* [Stated goal]
Wherever a line holds the word "this", copy that line out.

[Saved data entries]
══════════
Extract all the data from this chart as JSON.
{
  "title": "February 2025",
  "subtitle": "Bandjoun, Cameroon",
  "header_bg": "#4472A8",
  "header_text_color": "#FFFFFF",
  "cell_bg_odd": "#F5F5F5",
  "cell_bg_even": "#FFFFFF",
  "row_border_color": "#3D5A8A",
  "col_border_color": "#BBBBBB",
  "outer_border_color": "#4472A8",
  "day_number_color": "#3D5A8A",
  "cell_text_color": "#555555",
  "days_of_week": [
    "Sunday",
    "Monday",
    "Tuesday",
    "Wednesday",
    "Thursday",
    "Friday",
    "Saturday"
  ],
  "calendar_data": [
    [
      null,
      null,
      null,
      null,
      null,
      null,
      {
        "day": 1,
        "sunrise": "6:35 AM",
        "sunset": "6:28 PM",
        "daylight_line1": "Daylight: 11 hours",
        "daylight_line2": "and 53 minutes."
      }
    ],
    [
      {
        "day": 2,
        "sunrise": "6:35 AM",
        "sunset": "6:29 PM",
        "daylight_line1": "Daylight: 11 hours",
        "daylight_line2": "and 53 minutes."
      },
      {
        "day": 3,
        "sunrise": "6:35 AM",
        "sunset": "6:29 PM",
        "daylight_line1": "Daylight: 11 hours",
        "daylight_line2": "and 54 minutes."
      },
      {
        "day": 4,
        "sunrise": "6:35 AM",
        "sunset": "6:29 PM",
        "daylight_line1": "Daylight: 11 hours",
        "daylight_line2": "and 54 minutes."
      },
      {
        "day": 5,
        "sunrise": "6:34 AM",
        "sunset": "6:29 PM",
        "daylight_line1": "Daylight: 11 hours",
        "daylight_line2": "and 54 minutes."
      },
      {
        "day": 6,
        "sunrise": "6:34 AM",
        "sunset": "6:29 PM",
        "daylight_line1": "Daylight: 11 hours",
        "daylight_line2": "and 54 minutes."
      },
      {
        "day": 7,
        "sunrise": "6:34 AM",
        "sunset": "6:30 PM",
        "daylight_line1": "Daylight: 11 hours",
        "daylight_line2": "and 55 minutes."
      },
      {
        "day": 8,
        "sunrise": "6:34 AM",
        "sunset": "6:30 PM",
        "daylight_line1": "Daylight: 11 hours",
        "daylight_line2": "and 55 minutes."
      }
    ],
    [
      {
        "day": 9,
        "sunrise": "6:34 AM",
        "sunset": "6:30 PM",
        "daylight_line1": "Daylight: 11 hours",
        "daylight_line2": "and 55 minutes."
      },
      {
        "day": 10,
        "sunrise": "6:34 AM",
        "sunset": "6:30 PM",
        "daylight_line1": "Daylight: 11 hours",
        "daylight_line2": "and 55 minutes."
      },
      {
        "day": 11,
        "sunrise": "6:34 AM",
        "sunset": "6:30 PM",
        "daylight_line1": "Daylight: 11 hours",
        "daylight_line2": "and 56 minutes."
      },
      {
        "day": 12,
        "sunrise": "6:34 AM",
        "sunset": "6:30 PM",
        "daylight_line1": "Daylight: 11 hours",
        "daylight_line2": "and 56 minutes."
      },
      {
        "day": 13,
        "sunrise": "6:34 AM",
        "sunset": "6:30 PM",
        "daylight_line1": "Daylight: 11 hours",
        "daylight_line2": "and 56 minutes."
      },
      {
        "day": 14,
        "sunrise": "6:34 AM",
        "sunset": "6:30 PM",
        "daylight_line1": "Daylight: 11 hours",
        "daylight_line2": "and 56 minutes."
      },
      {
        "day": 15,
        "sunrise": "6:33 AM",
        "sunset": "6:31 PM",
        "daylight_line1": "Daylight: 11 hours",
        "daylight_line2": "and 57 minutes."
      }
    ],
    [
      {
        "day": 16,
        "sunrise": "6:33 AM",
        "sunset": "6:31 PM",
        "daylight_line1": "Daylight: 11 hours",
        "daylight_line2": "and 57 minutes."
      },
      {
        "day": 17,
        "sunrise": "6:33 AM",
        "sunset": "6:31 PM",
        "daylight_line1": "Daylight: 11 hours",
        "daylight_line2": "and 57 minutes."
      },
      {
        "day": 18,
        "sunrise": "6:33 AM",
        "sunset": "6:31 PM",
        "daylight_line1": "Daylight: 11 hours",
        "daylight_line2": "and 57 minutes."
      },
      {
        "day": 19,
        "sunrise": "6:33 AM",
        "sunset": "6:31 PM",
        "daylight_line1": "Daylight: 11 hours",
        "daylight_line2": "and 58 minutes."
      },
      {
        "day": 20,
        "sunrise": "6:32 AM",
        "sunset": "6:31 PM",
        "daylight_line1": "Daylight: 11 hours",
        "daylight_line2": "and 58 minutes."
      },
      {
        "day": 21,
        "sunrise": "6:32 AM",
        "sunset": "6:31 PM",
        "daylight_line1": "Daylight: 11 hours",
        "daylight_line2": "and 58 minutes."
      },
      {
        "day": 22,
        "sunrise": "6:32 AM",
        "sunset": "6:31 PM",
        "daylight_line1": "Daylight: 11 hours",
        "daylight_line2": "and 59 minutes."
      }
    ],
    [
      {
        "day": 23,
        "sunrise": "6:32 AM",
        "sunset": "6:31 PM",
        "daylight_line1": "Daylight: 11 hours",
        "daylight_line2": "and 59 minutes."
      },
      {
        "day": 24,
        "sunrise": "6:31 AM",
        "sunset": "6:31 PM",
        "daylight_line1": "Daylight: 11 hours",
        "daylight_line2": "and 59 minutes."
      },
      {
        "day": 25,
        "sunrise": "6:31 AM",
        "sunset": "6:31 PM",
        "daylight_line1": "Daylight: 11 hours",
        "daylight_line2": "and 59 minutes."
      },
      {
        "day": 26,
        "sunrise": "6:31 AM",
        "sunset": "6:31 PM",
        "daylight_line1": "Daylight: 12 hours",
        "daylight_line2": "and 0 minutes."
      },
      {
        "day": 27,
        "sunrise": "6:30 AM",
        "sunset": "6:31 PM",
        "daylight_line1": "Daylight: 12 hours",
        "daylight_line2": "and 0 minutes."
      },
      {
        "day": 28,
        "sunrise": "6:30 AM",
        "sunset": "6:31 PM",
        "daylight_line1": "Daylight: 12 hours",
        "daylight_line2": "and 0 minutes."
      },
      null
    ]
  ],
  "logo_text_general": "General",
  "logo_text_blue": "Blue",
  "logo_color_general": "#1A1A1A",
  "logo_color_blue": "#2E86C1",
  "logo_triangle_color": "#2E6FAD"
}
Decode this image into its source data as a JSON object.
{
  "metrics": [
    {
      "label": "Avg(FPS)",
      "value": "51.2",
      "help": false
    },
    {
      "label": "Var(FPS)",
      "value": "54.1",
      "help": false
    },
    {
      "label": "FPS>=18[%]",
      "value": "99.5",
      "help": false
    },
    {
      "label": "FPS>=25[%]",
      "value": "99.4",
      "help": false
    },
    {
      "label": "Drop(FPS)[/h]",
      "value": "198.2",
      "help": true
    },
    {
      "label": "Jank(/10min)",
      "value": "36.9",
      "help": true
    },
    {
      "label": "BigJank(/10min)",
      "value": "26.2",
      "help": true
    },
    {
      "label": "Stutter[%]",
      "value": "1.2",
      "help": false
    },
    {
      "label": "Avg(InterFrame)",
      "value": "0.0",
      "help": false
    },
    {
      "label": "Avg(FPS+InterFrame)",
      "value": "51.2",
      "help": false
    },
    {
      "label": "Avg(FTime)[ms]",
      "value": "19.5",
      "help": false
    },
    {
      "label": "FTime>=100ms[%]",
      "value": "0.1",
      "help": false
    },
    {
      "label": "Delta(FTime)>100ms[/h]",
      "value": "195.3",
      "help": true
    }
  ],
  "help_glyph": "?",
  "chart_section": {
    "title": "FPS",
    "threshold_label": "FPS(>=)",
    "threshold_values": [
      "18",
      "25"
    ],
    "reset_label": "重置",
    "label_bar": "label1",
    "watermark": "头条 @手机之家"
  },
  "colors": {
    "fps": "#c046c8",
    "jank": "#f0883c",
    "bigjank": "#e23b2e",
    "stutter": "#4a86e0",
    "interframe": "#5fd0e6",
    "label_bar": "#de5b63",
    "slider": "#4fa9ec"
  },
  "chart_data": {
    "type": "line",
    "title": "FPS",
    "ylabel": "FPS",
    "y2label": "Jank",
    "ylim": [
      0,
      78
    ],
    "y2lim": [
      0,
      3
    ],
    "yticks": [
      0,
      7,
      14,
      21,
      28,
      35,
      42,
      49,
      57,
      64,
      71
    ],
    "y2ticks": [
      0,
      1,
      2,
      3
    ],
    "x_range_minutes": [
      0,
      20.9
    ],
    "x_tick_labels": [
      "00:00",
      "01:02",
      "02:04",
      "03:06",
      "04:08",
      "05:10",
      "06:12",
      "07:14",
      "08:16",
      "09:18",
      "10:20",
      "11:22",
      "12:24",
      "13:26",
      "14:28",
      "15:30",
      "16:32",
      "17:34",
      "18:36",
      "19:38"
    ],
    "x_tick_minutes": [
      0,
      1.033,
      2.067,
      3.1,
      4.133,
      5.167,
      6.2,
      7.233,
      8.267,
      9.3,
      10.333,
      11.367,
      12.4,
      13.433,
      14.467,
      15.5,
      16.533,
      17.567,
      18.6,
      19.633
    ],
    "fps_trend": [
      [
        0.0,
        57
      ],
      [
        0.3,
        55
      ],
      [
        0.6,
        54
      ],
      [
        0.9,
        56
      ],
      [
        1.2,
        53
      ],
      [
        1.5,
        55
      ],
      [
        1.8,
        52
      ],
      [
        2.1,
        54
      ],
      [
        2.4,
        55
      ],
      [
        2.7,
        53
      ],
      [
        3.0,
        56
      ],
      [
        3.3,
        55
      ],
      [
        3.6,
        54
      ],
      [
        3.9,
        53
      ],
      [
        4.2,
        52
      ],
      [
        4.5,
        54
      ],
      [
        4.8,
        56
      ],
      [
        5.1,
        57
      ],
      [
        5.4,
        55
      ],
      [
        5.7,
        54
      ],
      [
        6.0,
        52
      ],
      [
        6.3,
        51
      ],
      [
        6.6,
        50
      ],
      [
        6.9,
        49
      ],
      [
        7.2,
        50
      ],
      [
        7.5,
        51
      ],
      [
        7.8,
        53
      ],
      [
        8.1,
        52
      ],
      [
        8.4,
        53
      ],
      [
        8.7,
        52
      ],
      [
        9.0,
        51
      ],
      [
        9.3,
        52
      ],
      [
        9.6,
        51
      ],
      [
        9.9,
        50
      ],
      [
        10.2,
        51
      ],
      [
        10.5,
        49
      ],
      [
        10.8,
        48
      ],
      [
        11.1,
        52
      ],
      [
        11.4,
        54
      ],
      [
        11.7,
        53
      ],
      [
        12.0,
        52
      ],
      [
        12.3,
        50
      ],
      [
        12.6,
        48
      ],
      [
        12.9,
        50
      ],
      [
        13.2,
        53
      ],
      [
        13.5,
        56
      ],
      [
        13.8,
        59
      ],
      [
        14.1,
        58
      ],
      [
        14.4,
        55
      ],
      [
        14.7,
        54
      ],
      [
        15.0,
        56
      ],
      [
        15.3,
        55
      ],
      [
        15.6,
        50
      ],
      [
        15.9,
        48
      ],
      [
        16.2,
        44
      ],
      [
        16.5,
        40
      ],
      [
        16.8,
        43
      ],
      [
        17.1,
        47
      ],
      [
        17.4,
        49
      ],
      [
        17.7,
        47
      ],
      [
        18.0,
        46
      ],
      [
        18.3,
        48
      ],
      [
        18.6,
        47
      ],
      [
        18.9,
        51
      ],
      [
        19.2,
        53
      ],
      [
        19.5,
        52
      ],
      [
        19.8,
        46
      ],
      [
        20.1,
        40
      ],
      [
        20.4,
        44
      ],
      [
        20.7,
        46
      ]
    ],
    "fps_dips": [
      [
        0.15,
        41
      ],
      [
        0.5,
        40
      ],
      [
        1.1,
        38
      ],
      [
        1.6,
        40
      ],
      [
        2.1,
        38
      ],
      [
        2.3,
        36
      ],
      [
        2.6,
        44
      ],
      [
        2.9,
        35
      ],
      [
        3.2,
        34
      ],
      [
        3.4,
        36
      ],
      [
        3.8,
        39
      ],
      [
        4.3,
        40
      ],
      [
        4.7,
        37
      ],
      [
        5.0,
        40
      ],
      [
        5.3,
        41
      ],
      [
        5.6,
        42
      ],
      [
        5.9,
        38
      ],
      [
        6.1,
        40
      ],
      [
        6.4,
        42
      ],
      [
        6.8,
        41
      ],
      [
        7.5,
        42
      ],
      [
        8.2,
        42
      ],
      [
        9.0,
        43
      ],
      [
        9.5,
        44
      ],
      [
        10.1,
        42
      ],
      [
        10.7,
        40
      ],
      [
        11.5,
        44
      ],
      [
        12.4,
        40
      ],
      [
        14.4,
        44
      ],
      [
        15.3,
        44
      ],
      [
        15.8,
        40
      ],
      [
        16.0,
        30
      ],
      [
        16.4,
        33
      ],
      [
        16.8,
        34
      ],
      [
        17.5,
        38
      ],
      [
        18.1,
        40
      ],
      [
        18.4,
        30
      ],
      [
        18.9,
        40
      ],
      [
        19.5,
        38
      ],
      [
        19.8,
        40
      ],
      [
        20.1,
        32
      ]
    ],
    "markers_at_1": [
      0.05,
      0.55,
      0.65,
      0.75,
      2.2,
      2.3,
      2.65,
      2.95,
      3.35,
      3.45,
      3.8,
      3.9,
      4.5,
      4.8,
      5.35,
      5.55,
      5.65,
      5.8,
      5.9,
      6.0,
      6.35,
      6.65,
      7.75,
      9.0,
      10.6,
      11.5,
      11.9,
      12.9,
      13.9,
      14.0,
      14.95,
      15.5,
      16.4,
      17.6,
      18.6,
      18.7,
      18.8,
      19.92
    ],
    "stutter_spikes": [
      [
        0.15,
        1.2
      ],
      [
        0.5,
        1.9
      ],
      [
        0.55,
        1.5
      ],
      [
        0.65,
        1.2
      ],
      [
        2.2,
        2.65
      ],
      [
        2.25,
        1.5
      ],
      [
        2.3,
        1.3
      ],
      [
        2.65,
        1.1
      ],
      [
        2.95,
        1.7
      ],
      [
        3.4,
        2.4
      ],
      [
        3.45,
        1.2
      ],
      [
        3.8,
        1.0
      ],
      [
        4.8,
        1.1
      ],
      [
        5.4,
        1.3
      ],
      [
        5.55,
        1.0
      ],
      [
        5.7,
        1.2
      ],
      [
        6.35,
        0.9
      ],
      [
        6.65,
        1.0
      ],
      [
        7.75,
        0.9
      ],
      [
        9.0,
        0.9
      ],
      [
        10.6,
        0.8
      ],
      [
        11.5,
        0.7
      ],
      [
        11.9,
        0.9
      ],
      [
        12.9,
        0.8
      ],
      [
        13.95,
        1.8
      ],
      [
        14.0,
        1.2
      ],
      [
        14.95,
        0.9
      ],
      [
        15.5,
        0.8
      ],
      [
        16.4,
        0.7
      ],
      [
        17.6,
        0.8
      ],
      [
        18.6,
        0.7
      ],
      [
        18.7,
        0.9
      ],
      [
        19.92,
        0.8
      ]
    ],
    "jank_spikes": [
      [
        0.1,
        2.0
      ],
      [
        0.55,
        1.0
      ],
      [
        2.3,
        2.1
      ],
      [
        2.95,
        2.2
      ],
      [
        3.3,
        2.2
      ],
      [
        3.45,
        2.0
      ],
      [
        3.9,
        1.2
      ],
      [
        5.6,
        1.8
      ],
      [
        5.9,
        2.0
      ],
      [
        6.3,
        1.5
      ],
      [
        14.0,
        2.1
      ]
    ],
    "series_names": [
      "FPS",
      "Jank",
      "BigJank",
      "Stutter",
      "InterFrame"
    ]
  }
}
══════════
* [Exercise result]
Extract all the data from this chart as JSON.
Decode this image into its source data as a JSON object.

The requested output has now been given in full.